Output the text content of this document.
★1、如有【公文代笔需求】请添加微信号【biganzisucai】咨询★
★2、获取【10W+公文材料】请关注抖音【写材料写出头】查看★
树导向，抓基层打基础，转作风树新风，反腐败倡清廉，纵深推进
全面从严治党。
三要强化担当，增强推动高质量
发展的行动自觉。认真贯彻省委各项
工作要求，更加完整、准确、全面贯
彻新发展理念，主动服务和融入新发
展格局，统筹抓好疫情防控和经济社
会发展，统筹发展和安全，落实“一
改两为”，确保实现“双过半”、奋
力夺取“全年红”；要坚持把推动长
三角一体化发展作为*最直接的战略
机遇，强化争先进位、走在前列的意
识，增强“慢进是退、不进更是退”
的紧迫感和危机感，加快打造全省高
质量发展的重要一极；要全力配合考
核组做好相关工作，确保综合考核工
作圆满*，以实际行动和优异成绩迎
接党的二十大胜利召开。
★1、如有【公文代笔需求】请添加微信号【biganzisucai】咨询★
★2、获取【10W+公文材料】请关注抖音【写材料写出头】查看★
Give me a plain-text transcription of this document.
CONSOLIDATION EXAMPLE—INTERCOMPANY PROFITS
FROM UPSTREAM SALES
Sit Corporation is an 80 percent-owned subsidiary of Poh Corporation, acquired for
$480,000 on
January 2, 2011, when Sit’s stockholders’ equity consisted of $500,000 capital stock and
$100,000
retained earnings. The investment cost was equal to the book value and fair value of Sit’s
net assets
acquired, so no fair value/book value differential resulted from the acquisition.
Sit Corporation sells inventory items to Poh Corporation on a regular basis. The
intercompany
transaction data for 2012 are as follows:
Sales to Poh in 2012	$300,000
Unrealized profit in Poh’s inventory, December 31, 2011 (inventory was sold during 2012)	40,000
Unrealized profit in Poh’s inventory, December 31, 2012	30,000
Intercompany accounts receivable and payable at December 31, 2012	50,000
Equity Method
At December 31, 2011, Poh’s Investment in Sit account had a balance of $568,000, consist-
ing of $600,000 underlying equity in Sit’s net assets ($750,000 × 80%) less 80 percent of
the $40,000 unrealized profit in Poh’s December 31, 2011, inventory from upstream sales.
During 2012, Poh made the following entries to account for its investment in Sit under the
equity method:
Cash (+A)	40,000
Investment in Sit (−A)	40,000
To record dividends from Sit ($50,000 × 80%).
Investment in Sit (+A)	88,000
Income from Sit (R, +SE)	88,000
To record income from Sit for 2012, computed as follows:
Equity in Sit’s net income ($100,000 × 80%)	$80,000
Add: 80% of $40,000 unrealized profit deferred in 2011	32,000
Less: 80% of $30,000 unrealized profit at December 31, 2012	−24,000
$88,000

--

- WHAT IS ASKED: Go through the records above, find every line with the word "this", and list those lines.

- THE COMPLETED TASK:
Output the text content of this document.
Give me a plain-text transcription of this document.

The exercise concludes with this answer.